OBJECTIF DE L'EXERCICE → Selon l'extrait ci-dessous, qui est le principal témoin de la Commission Mehlis ?

----- EXTRAIT DU TEXTE -----

Notons également que comme l’a souligné Nafeez Mosaddeq Ahmed sur le site Iraqwar.Ru, le procureur Detlev Mehlis a déjà joué un rôle par le passé dans la justification d’une opération militaire états-unienne. Il avait enquêté sur l’attentat commis contre une discothèque fréquentée par des GI’s en Allemagne, en 1986. Ses douteuses conclusions avaient permis à Washington d’incriminer la Libye et de bombarder Tripoli.

D’autres journalistes s’intéressent pour leur part à la crédibilité des témoins interrogés par la Commission Mehlis.
Le correspondant du Guardian à Bagdad, Ghaith Abdul-Ahad, dénonce dans Der Spiegel le manque de fiabilité de celui qui est le principal témoin de la Commission Mehlis : Suheir al-Sadik. Pour l’auteur, il s’agit d’un petit escroc stipendié par Rifaat El Assad, oncle et opposant de Bachar El Assad pour intoxiquer la commission. Se baser sur son témoignage et le prendre pour argent comptant ferait perdre toute crédibilité à l’enquête.

----- EXTRAIT DES DONNÉES -----

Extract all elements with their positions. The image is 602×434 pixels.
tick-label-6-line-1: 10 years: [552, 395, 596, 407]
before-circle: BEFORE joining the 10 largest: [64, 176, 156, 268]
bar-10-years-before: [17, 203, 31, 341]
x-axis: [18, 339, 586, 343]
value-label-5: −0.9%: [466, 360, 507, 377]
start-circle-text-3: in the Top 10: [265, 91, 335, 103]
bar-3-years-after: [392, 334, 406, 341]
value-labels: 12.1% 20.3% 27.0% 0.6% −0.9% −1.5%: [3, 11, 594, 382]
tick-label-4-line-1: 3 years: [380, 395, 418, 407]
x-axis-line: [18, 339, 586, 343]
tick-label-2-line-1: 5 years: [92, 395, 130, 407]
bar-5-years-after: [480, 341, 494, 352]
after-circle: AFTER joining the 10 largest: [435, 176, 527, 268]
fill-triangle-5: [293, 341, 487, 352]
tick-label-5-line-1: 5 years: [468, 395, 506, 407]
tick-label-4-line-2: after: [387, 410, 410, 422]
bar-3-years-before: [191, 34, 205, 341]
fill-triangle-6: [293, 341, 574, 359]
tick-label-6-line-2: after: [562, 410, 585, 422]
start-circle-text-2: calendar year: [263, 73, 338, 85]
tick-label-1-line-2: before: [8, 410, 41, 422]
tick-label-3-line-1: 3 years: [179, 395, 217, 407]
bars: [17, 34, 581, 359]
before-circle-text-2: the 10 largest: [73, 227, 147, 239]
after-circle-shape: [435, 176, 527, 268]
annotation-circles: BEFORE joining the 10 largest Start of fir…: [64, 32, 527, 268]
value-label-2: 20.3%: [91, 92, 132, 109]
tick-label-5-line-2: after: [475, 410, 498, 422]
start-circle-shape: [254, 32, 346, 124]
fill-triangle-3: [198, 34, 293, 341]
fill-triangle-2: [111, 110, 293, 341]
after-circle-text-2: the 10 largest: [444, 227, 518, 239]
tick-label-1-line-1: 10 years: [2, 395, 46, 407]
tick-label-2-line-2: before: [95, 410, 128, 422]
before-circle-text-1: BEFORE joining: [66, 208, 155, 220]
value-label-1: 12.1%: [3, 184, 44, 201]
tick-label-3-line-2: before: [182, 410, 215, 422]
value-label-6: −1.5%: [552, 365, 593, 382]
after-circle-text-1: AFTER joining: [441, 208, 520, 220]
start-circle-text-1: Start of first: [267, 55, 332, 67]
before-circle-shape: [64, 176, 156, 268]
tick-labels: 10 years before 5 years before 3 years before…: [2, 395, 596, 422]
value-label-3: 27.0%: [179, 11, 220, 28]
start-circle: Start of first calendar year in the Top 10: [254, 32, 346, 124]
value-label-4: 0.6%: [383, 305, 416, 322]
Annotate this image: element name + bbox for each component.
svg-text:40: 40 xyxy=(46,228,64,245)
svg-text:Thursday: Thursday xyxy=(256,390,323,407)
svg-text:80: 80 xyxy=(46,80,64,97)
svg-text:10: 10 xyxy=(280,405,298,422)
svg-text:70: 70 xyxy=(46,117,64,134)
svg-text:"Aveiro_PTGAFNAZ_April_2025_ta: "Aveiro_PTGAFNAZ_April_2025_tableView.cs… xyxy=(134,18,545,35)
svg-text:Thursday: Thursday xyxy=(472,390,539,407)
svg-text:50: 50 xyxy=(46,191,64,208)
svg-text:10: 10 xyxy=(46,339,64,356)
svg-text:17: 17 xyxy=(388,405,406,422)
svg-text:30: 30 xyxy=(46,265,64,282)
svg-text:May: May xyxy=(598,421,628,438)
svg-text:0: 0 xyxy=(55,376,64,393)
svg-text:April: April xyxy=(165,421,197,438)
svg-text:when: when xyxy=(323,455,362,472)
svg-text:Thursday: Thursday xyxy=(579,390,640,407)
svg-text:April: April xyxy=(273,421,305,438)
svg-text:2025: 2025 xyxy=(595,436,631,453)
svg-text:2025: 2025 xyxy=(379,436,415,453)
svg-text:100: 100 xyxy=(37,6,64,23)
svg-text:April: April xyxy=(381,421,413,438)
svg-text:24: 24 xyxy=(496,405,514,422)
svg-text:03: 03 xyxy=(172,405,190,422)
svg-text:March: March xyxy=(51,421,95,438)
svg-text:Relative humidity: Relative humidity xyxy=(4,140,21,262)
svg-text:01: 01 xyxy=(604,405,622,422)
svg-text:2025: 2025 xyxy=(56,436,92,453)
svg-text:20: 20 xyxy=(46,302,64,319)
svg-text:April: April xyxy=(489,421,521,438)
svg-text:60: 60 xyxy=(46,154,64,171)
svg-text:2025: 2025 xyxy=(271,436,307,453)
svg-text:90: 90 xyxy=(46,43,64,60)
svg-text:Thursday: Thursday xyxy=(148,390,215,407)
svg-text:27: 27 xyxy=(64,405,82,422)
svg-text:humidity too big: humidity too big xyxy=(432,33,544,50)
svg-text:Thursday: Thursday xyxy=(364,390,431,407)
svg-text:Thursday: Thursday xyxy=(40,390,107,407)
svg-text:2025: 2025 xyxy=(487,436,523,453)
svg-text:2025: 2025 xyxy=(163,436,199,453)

-----

RÉPONSE AU PROBLÈME → Suheir al-Sadik.